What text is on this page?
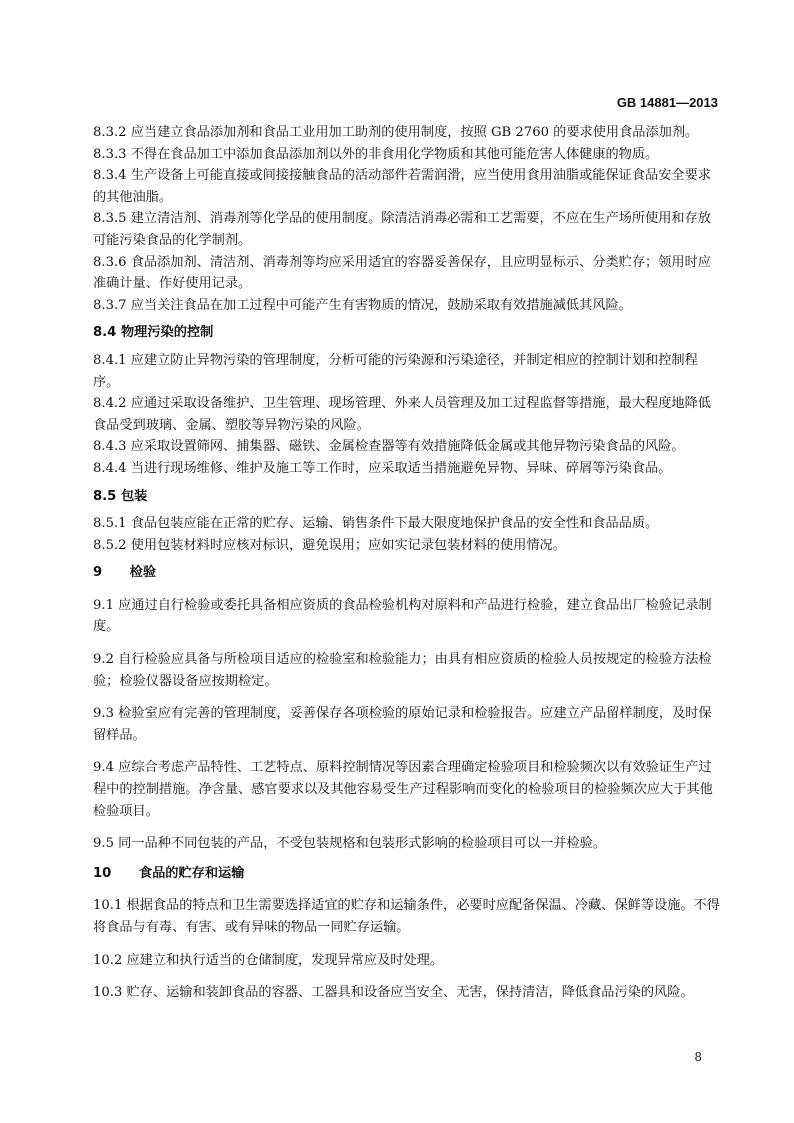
GB 14881—2013

8.3.2 应当建立食品添加剂和食品工业用加工助剂的使用制度，按照 GB 2760 的要求使用食品添加剂。

8.3.3 不得在食品加工中添加食品添加剂以外的非食用化学物质和其他可能危害人体健康的物质。

8.3.4 生产设备上可能直接或间接接触食品的活动部件若需润滑，应当使用食用油脂或能保证食品安全要求的其他油脂。

8.3.5 建立清洁剂、消毒剂等化学品的使用制度。除清洁消毒必需和工艺需要，不应在生产场所使用和存放可能污染食品的化学制剂。

8.3.6 食品添加剂、清洁剂、消毒剂等均应采用适宜的容器妥善保存，且应明显标示、分类贮存；领用时应准确计量、作好使用记录。

8.3.7 应当关注食品在加工过程中可能产生有害物质的情况，鼓励采取有效措施减低其风险。

8.4 物理污染的控制

8.4.1 应建立防止异物污染的管理制度，分析可能的污染源和污染途径，并制定相应的控制计划和控制程序。

8.4.2 应通过采取设备维护、卫生管理、现场管理、外来人员管理及加工过程监督等措施，最大程度地降低食品受到玻璃、金属、塑胶等异物污染的风险。

8.4.3 应采取设置筛网、捕集器、磁铁、金属检查器等有效措施降低金属或其他异物污染食品的风险。

8.4.4 当进行现场维修、维护及施工等工作时，应采取适当措施避免异物、异味、碎屑等污染食品。

8.5 包装

8.5.1 食品包装应能在正常的贮存、运输、销售条件下最大限度地保护食品的安全性和食品品质。

8.5.2 使用包装材料时应核对标识，避免误用；应如实记录包装材料的使用情况。

9      检验

9.1 应通过自行检验或委托具备相应资质的食品检验机构对原料和产品进行检验，建立食品出厂检验记录制度。

9.2 自行检验应具备与所检项目适应的检验室和检验能力；由具有相应资质的检验人员按规定的检验方法检验；检验仪器设备应按期检定。

9.3 检验室应有完善的管理制度，妥善保存各项检验的原始记录和检验报告。应建立产品留样制度，及时保留样品。

9.4 应综合考虑产品特性、工艺特点、原料控制情况等因素合理确定检验项目和检验频次以有效验证生产过程中的控制措施。净含量、感官要求以及其他容易受生产过程影响而变化的检验项目的检验频次应大于其他检验项目。

9.5 同一品种不同包装的产品，不受包装规格和包装形式影响的检验项目可以一并检验。

10      食品的贮存和运输

10.1 根据食品的特点和卫生需要选择适宜的贮存和运输条件，必要时应配备保温、冷藏、保鲜等设施。不得将食品与有毒、有害、或有异味的物品一同贮存运输。

10.2 应建立和执行适当的仓储制度，发现异常应及时处理。

10.3 贮存、运输和装卸食品的容器、工器具和设备应当安全、无害，保持清洁，降低食品污染的风险。

8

────

- **Brief**
From start to finish, output the listing exactly, but omit its pictures.

- **Final result**
What text is on this page?
GB 14881—2013

8.3.2 应当建立食品添加剂和食品工业用加工助剂的使用制度，按照 GB 2760 的要求使用食品添加剂。

8.3.3 不得在食品加工中添加食品添加剂以外的非食用化学物质和其他可能危害人体健康的物质。

8.3.4 生产设备上可能直接或间接接触食品的活动部件若需润滑，应当使用食用油脂或能保证食品安全要求的其他油脂。

8.3.5 建立清洁剂、消毒剂等化学品的使用制度。除清洁消毒必需和工艺需要，不应在生产场所使用和存放可能污染食品的化学制剂。

8.3.6 食品添加剂、清洁剂、消毒剂等均应采用适宜的容器妥善保存，且应明显标示、分类贮存；领用时应准确计量、作好使用记录。

8.3.7 应当关注食品在加工过程中可能产生有害物质的情况，鼓励采取有效措施减低其风险。

8.4 物理污染的控制

8.4.1 应建立防止异物污染的管理制度，分析可能的污染源和污染途径，并制定相应的控制计划和控制程序。

8.4.2 应通过采取设备维护、卫生管理、现场管理、外来人员管理及加工过程监督等措施，最大程度地降低食品受到玻璃、金属、塑胶等异物污染的风险。

8.4.3 应采取设置筛网、捕集器、磁铁、金属检查器等有效措施降低金属或其他异物污染食品的风险。

8.4.4 当进行现场维修、维护及施工等工作时，应采取适当措施避免异物、异味、碎屑等污染食品。

8.5 包装

8.5.1 食品包装应能在正常的贮存、运输、销售条件下最大限度地保护食品的安全性和食品品质。

8.5.2 使用包装材料时应核对标识，避免误用；应如实记录包装材料的使用情况。

9      检验

9.1 应通过自行检验或委托具备相应资质的食品检验机构对原料和产品进行检验，建立食品出厂检验记录制度。

9.2 自行检验应具备与所检项目适应的检验室和检验能力；由具有相应资质的检验人员按规定的检验方法检验；检验仪器设备应按期检定。

9.3 检验室应有完善的管理制度，妥善保存各项检验的原始记录和检验报告。应建立产品留样制度，及时保留样品。

9.4 应综合考虑产品特性、工艺特点、原料控制情况等因素合理确定检验项目和检验频次以有效验证生产过程中的控制措施。净含量、感官要求以及其他容易受生产过程影响而变化的检验项目的检验频次应大于其他检验项目。

9.5 同一品种不同包装的产品，不受包装规格和包装形式影响的检验项目可以一并检验。

10      食品的贮存和运输

10.1 根据食品的特点和卫生需要选择适宜的贮存和运输条件，必要时应配备保温、冷藏、保鲜等设施。不得将食品与有毒、有害、或有异味的物品一同贮存运输。

10.2 应建立和执行适当的仓储制度，发现异常应及时处理。

10.3 贮存、运输和装卸食品的容器、工器具和设备应当安全、无害，保持清洁，降低食品污染的风险。

8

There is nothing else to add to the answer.